§ What to do:
Search the data below for "worksheets"; list each line that holds it.
··· Stored records
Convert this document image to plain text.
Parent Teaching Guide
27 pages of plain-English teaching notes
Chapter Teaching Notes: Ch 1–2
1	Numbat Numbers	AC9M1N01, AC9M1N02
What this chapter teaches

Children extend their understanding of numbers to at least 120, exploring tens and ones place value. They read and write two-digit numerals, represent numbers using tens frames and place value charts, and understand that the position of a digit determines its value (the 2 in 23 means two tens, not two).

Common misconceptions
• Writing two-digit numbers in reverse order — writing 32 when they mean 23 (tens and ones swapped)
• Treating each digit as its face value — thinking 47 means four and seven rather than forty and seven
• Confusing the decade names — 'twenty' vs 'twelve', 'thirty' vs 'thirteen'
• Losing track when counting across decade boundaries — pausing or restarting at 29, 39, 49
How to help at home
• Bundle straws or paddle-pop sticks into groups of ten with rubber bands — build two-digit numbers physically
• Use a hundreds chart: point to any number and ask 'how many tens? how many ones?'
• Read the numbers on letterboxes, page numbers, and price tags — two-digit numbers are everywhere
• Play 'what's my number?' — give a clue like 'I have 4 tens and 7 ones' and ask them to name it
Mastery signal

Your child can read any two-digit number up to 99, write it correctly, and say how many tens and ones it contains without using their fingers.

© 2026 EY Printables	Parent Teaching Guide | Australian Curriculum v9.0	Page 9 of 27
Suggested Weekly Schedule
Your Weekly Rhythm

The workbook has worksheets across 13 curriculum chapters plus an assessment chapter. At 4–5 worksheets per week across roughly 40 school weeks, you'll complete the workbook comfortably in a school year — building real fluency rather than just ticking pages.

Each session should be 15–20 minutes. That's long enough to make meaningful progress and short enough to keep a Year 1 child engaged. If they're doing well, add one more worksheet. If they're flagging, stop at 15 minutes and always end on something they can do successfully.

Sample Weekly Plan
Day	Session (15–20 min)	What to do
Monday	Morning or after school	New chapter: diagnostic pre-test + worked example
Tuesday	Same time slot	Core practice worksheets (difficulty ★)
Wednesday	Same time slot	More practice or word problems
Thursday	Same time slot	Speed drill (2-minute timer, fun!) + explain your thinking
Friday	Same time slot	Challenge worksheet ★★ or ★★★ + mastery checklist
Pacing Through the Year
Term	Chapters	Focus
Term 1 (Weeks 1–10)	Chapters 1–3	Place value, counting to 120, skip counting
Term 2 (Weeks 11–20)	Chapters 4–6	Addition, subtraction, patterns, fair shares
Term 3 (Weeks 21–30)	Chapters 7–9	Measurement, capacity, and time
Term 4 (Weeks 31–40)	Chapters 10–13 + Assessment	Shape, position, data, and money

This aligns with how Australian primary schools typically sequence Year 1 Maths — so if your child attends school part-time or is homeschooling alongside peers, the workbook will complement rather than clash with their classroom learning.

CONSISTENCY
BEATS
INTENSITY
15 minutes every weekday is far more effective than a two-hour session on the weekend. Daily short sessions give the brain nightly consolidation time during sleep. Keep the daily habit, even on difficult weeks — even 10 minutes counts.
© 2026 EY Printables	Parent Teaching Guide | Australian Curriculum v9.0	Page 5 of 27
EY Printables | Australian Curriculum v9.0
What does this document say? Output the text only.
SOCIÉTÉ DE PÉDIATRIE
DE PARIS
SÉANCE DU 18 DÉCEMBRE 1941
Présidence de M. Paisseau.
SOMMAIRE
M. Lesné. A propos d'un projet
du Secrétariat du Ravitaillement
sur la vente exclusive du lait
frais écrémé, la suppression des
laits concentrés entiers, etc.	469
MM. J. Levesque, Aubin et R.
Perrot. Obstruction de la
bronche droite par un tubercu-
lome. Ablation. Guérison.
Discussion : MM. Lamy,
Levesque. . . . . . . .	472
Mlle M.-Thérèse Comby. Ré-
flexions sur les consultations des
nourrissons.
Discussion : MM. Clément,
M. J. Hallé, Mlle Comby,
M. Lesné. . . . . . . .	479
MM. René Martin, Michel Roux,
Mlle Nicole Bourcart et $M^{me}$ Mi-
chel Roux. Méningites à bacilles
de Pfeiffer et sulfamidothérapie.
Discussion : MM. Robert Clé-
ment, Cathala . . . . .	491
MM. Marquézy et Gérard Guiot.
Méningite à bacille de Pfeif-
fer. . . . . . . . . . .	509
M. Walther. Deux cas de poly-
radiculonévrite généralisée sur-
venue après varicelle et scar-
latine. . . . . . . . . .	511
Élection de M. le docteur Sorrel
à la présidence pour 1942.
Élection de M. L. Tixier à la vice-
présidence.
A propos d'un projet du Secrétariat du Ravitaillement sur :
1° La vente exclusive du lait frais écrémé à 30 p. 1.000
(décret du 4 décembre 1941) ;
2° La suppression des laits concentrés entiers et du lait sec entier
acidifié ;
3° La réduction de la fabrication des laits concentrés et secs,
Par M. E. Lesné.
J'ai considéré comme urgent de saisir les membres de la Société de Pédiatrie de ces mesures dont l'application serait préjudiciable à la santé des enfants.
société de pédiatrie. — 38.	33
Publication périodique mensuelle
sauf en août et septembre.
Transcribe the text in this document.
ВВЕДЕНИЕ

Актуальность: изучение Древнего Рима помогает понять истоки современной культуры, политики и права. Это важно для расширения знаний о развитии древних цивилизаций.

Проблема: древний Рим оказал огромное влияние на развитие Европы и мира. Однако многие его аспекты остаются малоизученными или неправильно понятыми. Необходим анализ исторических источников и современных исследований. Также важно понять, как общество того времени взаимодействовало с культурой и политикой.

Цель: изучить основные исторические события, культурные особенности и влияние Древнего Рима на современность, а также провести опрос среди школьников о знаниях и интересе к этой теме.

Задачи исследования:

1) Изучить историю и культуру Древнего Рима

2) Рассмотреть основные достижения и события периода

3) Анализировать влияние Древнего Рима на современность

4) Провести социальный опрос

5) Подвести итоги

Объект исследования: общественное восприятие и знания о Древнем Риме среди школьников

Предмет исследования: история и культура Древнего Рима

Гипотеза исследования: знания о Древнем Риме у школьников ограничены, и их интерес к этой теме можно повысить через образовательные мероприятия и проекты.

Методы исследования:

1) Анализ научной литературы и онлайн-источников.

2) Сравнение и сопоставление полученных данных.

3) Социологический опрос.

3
······
§ Finished exercise:
The workbook has worksheets across 13 curriculum chapters plus an assessment chapter. At 4–5 worksheets per week across roughly 40 school weeks, you'll complete the workbook comfortably in a school year — building real fluency rather than just ticking pages.
Tuesday	Same time slot	Core practice worksheets (difficulty ★)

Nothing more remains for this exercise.